_Directive_
Every record must be transcribed in its entirety, apart from the images, which are to be omitted.

[Records that describe figures]
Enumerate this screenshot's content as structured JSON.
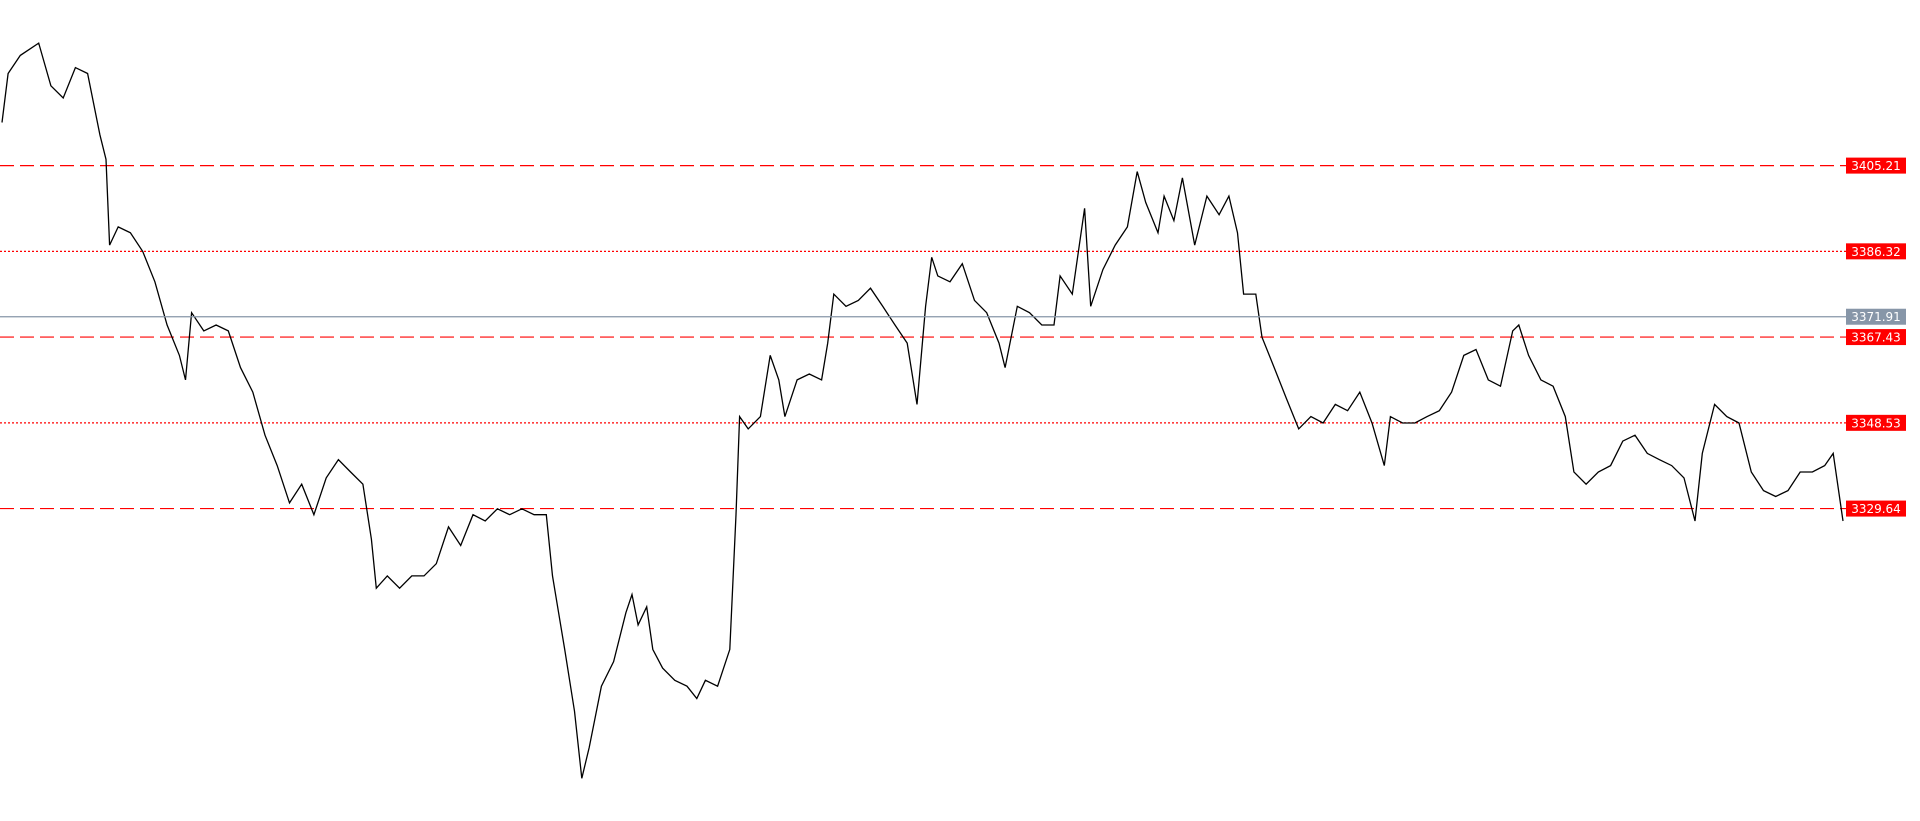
{
  "chart_data": {
    "type": "line",
    "x": [
      0,
      5,
      15,
      30,
      40,
      50,
      60,
      70,
      80,
      85,
      88,
      95,
      105,
      115,
      125,
      135,
      145,
      150,
      155,
      165,
      175,
      185,
      195,
      205,
      215,
      225,
      235,
      245,
      255,
      265,
      275,
      285,
      295,
      302,
      306,
      315,
      325,
      335,
      345,
      355,
      365,
      375,
      385,
      395,
      405,
      415,
      425,
      435,
      445,
      450,
      455,
      460,
      468,
      474,
      480,
      490,
      500,
      510,
      515,
      520,
      527,
      532,
      540,
      550,
      560,
      568,
      575,
      585,
      595,
      600,
      603,
      610,
      620,
      628,
      635,
      640,
      650,
      660,
      670,
      675,
      680,
      690,
      700,
      710,
      720,
      730,
      740,
      748,
      755,
      760,
      765,
      775,
      785,
      795,
      805,
      815,
      820,
      830,
      840,
      850,
      860,
      865,
      875,
      885,
      890,
      900,
      910,
      920,
      928,
      935,
      945,
      950,
      958,
      965,
      975,
      985,
      995,
      1003,
      1010,
      1015,
      1025,
      1030,
      1040,
      1050,
      1060,
      1070,
      1080,
      1090,
      1100,
      1110,
      1120,
      1130,
      1135,
      1145,
      1155,
      1165,
      1175,
      1185,
      1195,
      1205,
      1215,
      1225,
      1235,
      1240,
      1248,
      1258,
      1268,
      1278,
      1285,
      1295,
      1305,
      1315,
      1325,
      1335,
      1345,
      1355,
      1365,
      1375,
      1384,
      1390,
      1400,
      1410,
      1420,
      1430,
      1440,
      1450,
      1460,
      1470,
      1480,
      1490,
      1497,
      1505
    ],
    "series": [
      {
        "color": "#000000",
        "values": [
          3414.7,
          3425.5,
          3429.5,
          3432.2,
          3422.8,
          3420.1,
          3426.8,
          3425.5,
          3412.0,
          3406.6,
          3387.7,
          3391.7,
          3390.4,
          3386.3,
          3379.6,
          3370.1,
          3363.4,
          3358.0,
          3372.8,
          3368.8,
          3370.1,
          3368.8,
          3360.7,
          3355.3,
          3345.8,
          3339.1,
          3330.9,
          3335.0,
          3328.3,
          3336.4,
          3340.4,
          3337.7,
          3335.0,
          3322.9,
          3312.1,
          3314.8,
          3312.1,
          3314.8,
          3314.8,
          3317.5,
          3325.6,
          3321.5,
          3328.3,
          3326.9,
          3329.6,
          3328.3,
          3329.6,
          3328.3,
          3328.3,
          3314.8,
          3306.7,
          3298.6,
          3285.0,
          3270.2,
          3277.0,
          3290.5,
          3295.9,
          3306.7,
          3310.7,
          3304.0,
          3308.0,
          3298.6,
          3294.5,
          3291.8,
          3290.5,
          3287.8,
          3291.8,
          3290.5,
          3298.6,
          3328.3,
          3349.9,
          3347.2,
          3349.9,
          3363.4,
          3358.0,
          3349.9,
          3358.0,
          3359.3,
          3358.0,
          3366.1,
          3376.9,
          3374.2,
          3375.5,
          3378.2,
          3374.2,
          3370.1,
          3366.1,
          3352.6,
          3374.2,
          3385.0,
          3380.9,
          3379.6,
          3383.6,
          3375.5,
          3372.8,
          3366.1,
          3360.7,
          3374.2,
          3372.8,
          3370.1,
          3370.1,
          3380.9,
          3376.9,
          3395.8,
          3374.2,
          3382.3,
          3387.7,
          3391.7,
          3403.9,
          3397.1,
          3390.4,
          3398.5,
          3393.1,
          3402.5,
          3387.7,
          3398.5,
          3394.4,
          3398.5,
          3390.4,
          3376.9,
          3376.9,
          3367.4,
          3360.7,
          3353.9,
          3347.2,
          3349.9,
          3348.5,
          3352.6,
          3351.2,
          3355.3,
          3348.5,
          3339.1,
          3349.9,
          3348.5,
          3348.5,
          3349.9,
          3351.2,
          3355.3,
          3363.4,
          3364.7,
          3358.0,
          3356.6,
          3368.8,
          3370.1,
          3363.4,
          3358.0,
          3356.6,
          3349.9,
          3337.7,
          3335.0,
          3337.7,
          3339.1,
          3344.5,
          3345.8,
          3341.8,
          3340.4,
          3339.1,
          3336.4,
          3326.9,
          3341.8,
          3352.6,
          3349.9,
          3348.5,
          3337.7,
          3333.6,
          3332.3,
          3333.6,
          3337.7,
          3337.7,
          3339.1,
          3341.8,
          3326.9
        ]
      }
    ],
    "xlim": [
      0,
      1505
    ],
    "ylim": [
      3260.8,
      3441.7
    ],
    "levels": [
      {
        "value": 3405.21,
        "style": "dashed",
        "color": "#ff0000"
      },
      {
        "value": 3386.32,
        "style": "dotted",
        "color": "#ff0000"
      },
      {
        "value": 3367.43,
        "style": "dashed",
        "color": "#ff0000"
      },
      {
        "value": 3348.53,
        "style": "dotted",
        "color": "#ff0000"
      },
      {
        "value": 3329.64,
        "style": "dashed",
        "color": "#ff0000"
      }
    ],
    "current_price": {
      "value": 3371.91,
      "color": "#8796a8"
    }
  }
}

_Response to this task_
Enumerate this screenshot's content as structured JSON.
{
  "chart_data": {
    "type": "line",
    "x": [
      0,
      5,
      15,
      30,
      40,
      50,
      60,
      70,
      80,
      85,
      88,
      95,
      105,
      115,
      125,
      135,
      145,
      150,
      155,
      165,
      175,
      185,
      195,
      205,
      215,
      225,
      235,
      245,
      255,
      265,
      275,
      285,
      295,
      302,
      306,
      315,
      325,
      335,
      345,
      355,
      365,
      375,
      385,
      395,
      405,
      415,
      425,
      435,
      445,
      450,
      455,
      460,
      468,
      474,
      480,
      490,
      500,
      510,
      515,
      520,
      527,
      532,
      540,
      550,
      560,
      568,
      575,
      585,
      595,
      600,
      603,
      610,
      620,
      628,
      635,
      640,
      650,
      660,
      670,
      675,
      680,
      690,
      700,
      710,
      720,
      730,
      740,
      748,
      755,
      760,
      765,
      775,
      785,
      795,
      805,
      815,
      820,
      830,
      840,
      850,
      860,
      865,
      875,
      885,
      890,
      900,
      910,
      920,
      928,
      935,
      945,
      950,
      958,
      965,
      975,
      985,
      995,
      1003,
      1010,
      1015,
      1025,
      1030,
      1040,
      1050,
      1060,
      1070,
      1080,
      1090,
      1100,
      1110,
      1120,
      1130,
      1135,
      1145,
      1155,
      1165,
      1175,
      1185,
      1195,
      1205,
      1215,
      1225,
      1235,
      1240,
      1248,
      1258,
      1268,
      1278,
      1285,
      1295,
      1305,
      1315,
      1325,
      1335,
      1345,
      1355,
      1365,
      1375,
      1384,
      1390,
      1400,
      1410,
      1420,
      1430,
      1440,
      1450,
      1460,
      1470,
      1480,
      1490,
      1497,
      1505
    ],
    "series": [
      {
        "color": "#000000",
        "values": [
          3414.7,
          3425.5,
          3429.5,
          3432.2,
          3422.8,
          3420.1,
          3426.8,
          3425.5,
          3412.0,
          3406.6,
          3387.7,
          3391.7,
          3390.4,
          3386.3,
          3379.6,
          3370.1,
          3363.4,
          3358.0,
          3372.8,
          3368.8,
          3370.1,
          3368.8,
          3360.7,
          3355.3,
          3345.8,
          3339.1,
          3330.9,
          3335.0,
          3328.3,
          3336.4,
          3340.4,
          3337.7,
          3335.0,
          3322.9,
          3312.1,
          3314.8,
          3312.1,
          3314.8,
          3314.8,
          3317.5,
          3325.6,
          3321.5,
          3328.3,
          3326.9,
          3329.6,
          3328.3,
          3329.6,
          3328.3,
          3328.3,
          3314.8,
          3306.7,
          3298.6,
          3285.0,
          3270.2,
          3277.0,
          3290.5,
          3295.9,
          3306.7,
          3310.7,
          3304.0,
          3308.0,
          3298.6,
          3294.5,
          3291.8,
          3290.5,
          3287.8,
          3291.8,
          3290.5,
          3298.6,
          3328.3,
          3349.9,
          3347.2,
          3349.9,
          3363.4,
          3358.0,
          3349.9,
          3358.0,
          3359.3,
          3358.0,
          3366.1,
          3376.9,
          3374.2,
          3375.5,
          3378.2,
          3374.2,
          3370.1,
          3366.1,
          3352.6,
          3374.2,
          3385.0,
          3380.9,
          3379.6,
          3383.6,
          3375.5,
          3372.8,
          3366.1,
          3360.7,
          3374.2,
          3372.8,
          3370.1,
          3370.1,
          3380.9,
          3376.9,
          3395.8,
          3374.2,
          3382.3,
          3387.7,
          3391.7,
          3403.9,
          3397.1,
          3390.4,
          3398.5,
          3393.1,
          3402.5,
          3387.7,
          3398.5,
          3394.4,
          3398.5,
          3390.4,
          3376.9,
          3376.9,
          3367.4,
          3360.7,
          3353.9,
          3347.2,
          3349.9,
          3348.5,
          3352.6,
          3351.2,
          3355.3,
          3348.5,
          3339.1,
          3349.9,
          3348.5,
          3348.5,
          3349.9,
          3351.2,
          3355.3,
          3363.4,
          3364.7,
          3358.0,
          3356.6,
          3368.8,
          3370.1,
          3363.4,
          3358.0,
          3356.6,
          3349.9,
          3337.7,
          3335.0,
          3337.7,
          3339.1,
          3344.5,
          3345.8,
          3341.8,
          3340.4,
          3339.1,
          3336.4,
          3326.9,
          3341.8,
          3352.6,
          3349.9,
          3348.5,
          3337.7,
          3333.6,
          3332.3,
          3333.6,
          3337.7,
          3337.7,
          3339.1,
          3341.8,
          3326.9
        ]
      }
    ],
    "xlim": [
      0,
      1505
    ],
    "ylim": [
      3260.8,
      3441.7
    ],
    "levels": [
      {
        "value": 3405.21,
        "style": "dashed",
        "color": "#ff0000"
      },
      {
        "value": 3386.32,
        "style": "dotted",
        "color": "#ff0000"
      },
      {
        "value": 3367.43,
        "style": "dashed",
        "color": "#ff0000"
      },
      {
        "value": 3348.53,
        "style": "dotted",
        "color": "#ff0000"
      },
      {
        "value": 3329.64,
        "style": "dashed",
        "color": "#ff0000"
      }
    ],
    "current_price": {
      "value": 3371.91,
      "color": "#8796a8"
    }
  }
}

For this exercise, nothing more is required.